» Goal
Locate each line in the records containing "deficits". Copy it.

--- The data ---

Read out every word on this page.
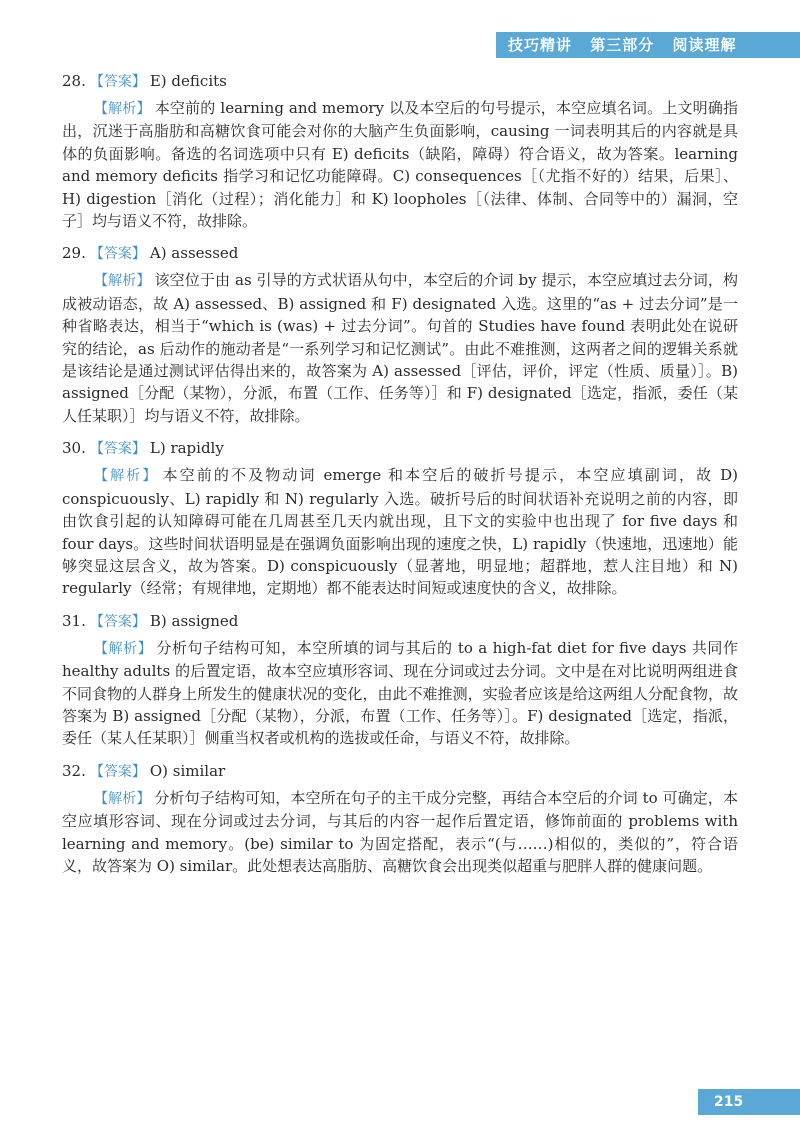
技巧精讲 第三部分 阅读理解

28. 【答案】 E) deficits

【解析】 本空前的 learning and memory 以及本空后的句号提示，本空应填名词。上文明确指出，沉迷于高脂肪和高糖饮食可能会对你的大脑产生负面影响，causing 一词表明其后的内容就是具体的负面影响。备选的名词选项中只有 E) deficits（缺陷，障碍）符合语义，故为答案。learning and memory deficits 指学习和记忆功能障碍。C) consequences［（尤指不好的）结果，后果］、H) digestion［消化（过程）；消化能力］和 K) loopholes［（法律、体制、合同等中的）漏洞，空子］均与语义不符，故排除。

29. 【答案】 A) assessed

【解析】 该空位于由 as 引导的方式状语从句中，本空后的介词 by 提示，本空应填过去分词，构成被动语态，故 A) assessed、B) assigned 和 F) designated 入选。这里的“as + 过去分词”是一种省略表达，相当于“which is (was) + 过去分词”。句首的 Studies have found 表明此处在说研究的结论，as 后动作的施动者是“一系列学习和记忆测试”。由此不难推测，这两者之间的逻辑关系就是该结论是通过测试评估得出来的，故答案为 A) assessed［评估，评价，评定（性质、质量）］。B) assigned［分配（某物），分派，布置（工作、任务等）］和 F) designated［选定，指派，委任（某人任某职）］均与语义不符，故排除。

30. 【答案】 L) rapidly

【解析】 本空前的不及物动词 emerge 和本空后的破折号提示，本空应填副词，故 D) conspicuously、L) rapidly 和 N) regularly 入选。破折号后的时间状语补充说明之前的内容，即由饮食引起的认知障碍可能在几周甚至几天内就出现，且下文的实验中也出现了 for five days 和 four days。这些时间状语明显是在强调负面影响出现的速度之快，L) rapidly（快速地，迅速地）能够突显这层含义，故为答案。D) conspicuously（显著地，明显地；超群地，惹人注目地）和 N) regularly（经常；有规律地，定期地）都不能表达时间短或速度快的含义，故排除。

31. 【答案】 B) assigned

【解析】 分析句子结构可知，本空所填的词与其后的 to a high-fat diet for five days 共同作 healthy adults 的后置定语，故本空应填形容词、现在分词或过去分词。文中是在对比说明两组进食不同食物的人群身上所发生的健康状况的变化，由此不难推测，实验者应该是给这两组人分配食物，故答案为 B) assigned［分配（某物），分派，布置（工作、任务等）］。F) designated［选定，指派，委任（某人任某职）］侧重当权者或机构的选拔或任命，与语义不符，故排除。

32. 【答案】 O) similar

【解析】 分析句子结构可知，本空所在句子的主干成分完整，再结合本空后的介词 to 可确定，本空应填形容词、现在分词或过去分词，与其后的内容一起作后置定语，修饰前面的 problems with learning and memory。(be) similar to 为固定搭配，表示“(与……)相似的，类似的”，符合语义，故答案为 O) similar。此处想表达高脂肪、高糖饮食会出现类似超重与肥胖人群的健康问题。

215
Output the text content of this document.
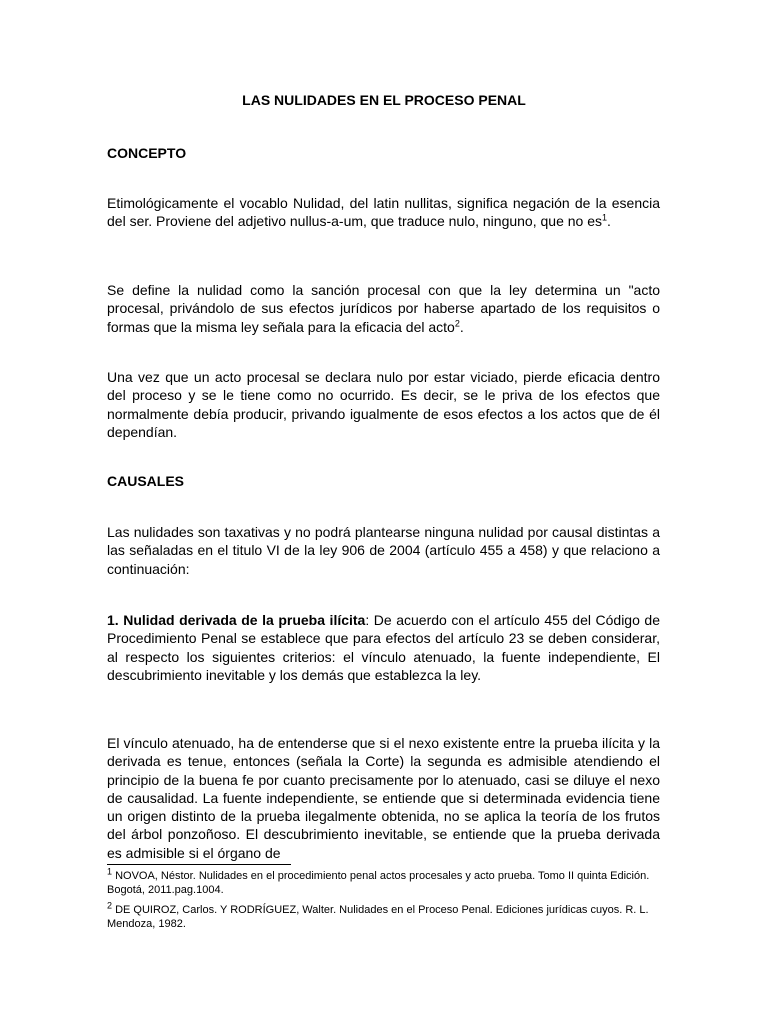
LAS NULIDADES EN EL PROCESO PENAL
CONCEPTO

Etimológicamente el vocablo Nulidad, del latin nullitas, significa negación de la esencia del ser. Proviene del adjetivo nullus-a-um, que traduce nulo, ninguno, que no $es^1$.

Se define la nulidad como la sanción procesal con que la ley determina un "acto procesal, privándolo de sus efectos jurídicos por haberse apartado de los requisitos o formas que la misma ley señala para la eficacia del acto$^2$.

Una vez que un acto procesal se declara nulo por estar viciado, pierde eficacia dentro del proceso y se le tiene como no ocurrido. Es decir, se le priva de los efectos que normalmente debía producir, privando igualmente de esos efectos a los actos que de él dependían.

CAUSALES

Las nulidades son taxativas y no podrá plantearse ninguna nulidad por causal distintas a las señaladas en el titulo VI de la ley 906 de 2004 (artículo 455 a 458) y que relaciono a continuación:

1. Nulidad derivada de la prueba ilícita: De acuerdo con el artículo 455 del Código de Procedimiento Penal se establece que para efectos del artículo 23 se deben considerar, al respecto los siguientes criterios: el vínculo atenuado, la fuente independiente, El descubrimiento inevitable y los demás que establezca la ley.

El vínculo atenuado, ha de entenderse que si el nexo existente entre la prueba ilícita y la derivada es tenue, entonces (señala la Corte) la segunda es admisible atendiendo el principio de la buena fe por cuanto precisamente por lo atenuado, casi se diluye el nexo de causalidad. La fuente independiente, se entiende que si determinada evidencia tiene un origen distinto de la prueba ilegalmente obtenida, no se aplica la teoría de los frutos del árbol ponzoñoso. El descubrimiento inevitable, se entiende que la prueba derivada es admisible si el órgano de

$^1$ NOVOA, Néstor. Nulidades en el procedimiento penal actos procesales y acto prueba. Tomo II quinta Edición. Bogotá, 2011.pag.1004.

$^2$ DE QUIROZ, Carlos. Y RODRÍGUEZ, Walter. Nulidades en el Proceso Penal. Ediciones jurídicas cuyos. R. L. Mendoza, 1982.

---

» Answer
28. 【答案】 E) deficits
【解析】 本空前的 learning and memory 以及本空后的句号提示，本空应填名词。上文明确指出，沉迷于高脂肪和高糖饮食可能会对你的大脑产生负面影响，causing 一词表明其后的内容就是具体的负面影响。备选的名词选项中只有 E) deficits（缺陷，障碍）符合语义，故为答案。learning and memory deficits 指学习和记忆功能障碍。C) consequences［（尤指不好的）结果，后果］、H) digestion［消化（过程）；消化能力］和 K) loopholes［（法律、体制、合同等中的）漏洞，空子］均与语义不符，故排除。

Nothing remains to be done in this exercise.